• [Records for the exercise]
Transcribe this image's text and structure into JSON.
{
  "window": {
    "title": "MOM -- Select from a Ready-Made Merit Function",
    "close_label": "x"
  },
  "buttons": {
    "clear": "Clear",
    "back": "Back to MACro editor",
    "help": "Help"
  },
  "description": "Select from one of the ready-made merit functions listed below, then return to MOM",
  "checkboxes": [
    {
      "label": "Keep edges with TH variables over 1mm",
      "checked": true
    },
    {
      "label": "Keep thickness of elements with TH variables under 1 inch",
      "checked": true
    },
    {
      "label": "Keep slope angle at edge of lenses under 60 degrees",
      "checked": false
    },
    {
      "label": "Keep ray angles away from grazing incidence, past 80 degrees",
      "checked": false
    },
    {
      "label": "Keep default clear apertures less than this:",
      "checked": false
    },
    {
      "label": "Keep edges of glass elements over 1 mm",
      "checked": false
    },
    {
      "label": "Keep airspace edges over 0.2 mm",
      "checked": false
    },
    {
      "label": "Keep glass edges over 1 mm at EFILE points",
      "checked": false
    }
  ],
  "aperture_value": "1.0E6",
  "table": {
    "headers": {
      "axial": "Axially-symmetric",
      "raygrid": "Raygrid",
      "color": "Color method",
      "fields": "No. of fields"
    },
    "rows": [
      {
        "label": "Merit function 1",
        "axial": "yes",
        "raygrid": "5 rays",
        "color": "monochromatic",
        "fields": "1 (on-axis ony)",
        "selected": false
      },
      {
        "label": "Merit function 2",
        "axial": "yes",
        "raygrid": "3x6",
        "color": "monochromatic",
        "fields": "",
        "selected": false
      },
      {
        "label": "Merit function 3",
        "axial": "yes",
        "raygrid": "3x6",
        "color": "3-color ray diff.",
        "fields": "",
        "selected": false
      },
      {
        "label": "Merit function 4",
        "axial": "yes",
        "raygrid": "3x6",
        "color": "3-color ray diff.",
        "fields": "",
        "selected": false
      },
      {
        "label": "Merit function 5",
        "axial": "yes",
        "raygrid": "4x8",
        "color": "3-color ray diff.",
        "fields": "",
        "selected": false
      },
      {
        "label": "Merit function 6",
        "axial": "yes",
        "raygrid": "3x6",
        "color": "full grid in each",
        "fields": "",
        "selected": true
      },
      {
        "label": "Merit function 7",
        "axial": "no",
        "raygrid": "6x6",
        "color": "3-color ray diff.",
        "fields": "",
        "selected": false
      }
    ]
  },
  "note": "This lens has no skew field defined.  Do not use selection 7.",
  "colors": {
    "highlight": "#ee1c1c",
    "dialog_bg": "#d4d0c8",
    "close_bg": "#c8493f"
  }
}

• [Required work]
Out of the records, collect only those lines that contain the string "clear".

• [Result of this exercise]
    "clear": "Clear",
      "label": "Keep default clear apertures less than this:",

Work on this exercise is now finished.